** Begin **

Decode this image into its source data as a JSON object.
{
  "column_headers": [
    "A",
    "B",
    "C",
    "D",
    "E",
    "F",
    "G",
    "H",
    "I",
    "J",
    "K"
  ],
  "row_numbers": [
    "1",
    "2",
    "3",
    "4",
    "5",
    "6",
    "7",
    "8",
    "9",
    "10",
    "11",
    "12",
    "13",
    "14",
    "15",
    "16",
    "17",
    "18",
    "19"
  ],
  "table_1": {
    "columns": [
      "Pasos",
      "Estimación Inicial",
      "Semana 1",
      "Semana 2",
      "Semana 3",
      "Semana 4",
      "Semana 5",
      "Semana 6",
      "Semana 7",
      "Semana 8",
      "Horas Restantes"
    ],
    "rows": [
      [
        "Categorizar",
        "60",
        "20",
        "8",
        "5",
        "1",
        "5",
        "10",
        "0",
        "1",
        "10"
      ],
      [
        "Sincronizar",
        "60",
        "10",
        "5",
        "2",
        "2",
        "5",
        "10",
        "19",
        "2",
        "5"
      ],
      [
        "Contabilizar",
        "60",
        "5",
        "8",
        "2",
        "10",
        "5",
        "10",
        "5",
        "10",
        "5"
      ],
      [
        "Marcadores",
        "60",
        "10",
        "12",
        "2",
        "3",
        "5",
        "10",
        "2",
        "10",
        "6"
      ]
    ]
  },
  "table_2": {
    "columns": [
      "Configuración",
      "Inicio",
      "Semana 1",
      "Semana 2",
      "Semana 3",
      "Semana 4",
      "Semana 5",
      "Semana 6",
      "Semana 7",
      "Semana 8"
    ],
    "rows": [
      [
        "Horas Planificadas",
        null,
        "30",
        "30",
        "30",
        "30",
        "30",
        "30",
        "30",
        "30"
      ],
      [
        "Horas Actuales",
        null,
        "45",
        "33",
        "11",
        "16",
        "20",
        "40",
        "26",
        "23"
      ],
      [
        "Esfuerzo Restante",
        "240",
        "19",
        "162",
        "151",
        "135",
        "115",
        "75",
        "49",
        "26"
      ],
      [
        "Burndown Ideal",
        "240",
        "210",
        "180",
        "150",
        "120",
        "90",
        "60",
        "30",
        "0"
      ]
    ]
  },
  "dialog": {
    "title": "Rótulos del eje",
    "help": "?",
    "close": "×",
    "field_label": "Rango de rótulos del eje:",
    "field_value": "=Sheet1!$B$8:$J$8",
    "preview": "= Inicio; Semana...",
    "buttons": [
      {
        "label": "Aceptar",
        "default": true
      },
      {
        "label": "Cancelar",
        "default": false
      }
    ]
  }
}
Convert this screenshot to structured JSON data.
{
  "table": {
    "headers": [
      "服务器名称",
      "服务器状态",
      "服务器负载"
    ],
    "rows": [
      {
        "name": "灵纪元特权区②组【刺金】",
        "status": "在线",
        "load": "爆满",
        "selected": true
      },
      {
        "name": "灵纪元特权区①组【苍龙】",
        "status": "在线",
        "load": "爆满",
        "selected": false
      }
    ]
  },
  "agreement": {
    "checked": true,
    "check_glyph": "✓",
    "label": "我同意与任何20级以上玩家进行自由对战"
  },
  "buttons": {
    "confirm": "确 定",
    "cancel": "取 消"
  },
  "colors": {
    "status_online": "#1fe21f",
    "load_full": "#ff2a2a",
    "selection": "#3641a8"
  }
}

** End **

* _YOUR INSTRUCTIONS_: Output all of the material exactly as written.

* _ANSWER TO THIS EXERCISE_:
Decode this image into its source data as a JSON object.
{
  "column_headers": [
    "A",
    "B",
    "C",
    "D",
    "E",
    "F",
    "G",
    "H",
    "I",
    "J",
    "K"
  ],
  "row_numbers": [
    "1",
    "2",
    "3",
    "4",
    "5",
    "6",
    "7",
    "8",
    "9",
    "10",
    "11",
    "12",
    "13",
    "14",
    "15",
    "16",
    "17",
    "18",
    "19"
  ],
  "table_1": {
    "columns": [
      "Pasos",
      "Estimación Inicial",
      "Semana 1",
      "Semana 2",
      "Semana 3",
      "Semana 4",
      "Semana 5",
      "Semana 6",
      "Semana 7",
      "Semana 8",
      "Horas Restantes"
    ],
    "rows": [
      [
        "Categorizar",
        "60",
        "20",
        "8",
        "5",
        "1",
        "5",
        "10",
        "0",
        "1",
        "10"
      ],
      [
        "Sincronizar",
        "60",
        "10",
        "5",
        "2",
        "2",
        "5",
        "10",
        "19",
        "2",
        "5"
      ],
      [
        "Contabilizar",
        "60",
        "5",
        "8",
        "2",
        "10",
        "5",
        "10",
        "5",
        "10",
        "5"
      ],
      [
        "Marcadores",
        "60",
        "10",
        "12",
        "2",
        "3",
        "5",
        "10",
        "2",
        "10",
        "6"
      ]
    ]
  },
  "table_2": {
    "columns": [
      "Configuración",
      "Inicio",
      "Semana 1",
      "Semana 2",
      "Semana 3",
      "Semana 4",
      "Semana 5",
      "Semana 6",
      "Semana 7",
      "Semana 8"
    ],
    "rows": [
      [
        "Horas Planificadas",
        null,
        "30",
        "30",
        "30",
        "30",
        "30",
        "30",
        "30",
        "30"
      ],
      [
        "Horas Actuales",
        null,
        "45",
        "33",
        "11",
        "16",
        "20",
        "40",
        "26",
        "23"
      ],
      [
        "Esfuerzo Restante",
        "240",
        "19",
        "162",
        "151",
        "135",
        "115",
        "75",
        "49",
        "26"
      ],
      [
        "Burndown Ideal",
        "240",
        "210",
        "180",
        "150",
        "120",
        "90",
        "60",
        "30",
        "0"
      ]
    ]
  },
  "dialog": {
    "title": "Rótulos del eje",
    "help": "?",
    "close": "×",
    "field_label": "Rango de rótulos del eje:",
    "field_value": "=Sheet1!$B$8:$J$8",
    "preview": "= Inicio; Semana...",
    "buttons": [
      {
        "label": "Aceptar",
        "default": true
      },
      {
        "label": "Cancelar",
        "default": false
      }
    ]
  }
}
Convert this screenshot to structured JSON data.
{
  "table": {
    "headers": [
      "服务器名称",
      "服务器状态",
      "服务器负载"
    ],
    "rows": [
      {
        "name": "灵纪元特权区②组【刺金】",
        "status": "在线",
        "load": "爆满",
        "selected": true
      },
      {
        "name": "灵纪元特权区①组【苍龙】",
        "status": "在线",
        "load": "爆满",
        "selected": false
      }
    ]
  },
  "agreement": {
    "checked": true,
    "check_glyph": "✓",
    "label": "我同意与任何20级以上玩家进行自由对战"
  },
  "buttons": {
    "confirm": "确 定",
    "cancel": "取 消"
  },
  "colors": {
    "status_online": "#1fe21f",
    "load_full": "#ff2a2a",
    "selection": "#3641a8"
  }
}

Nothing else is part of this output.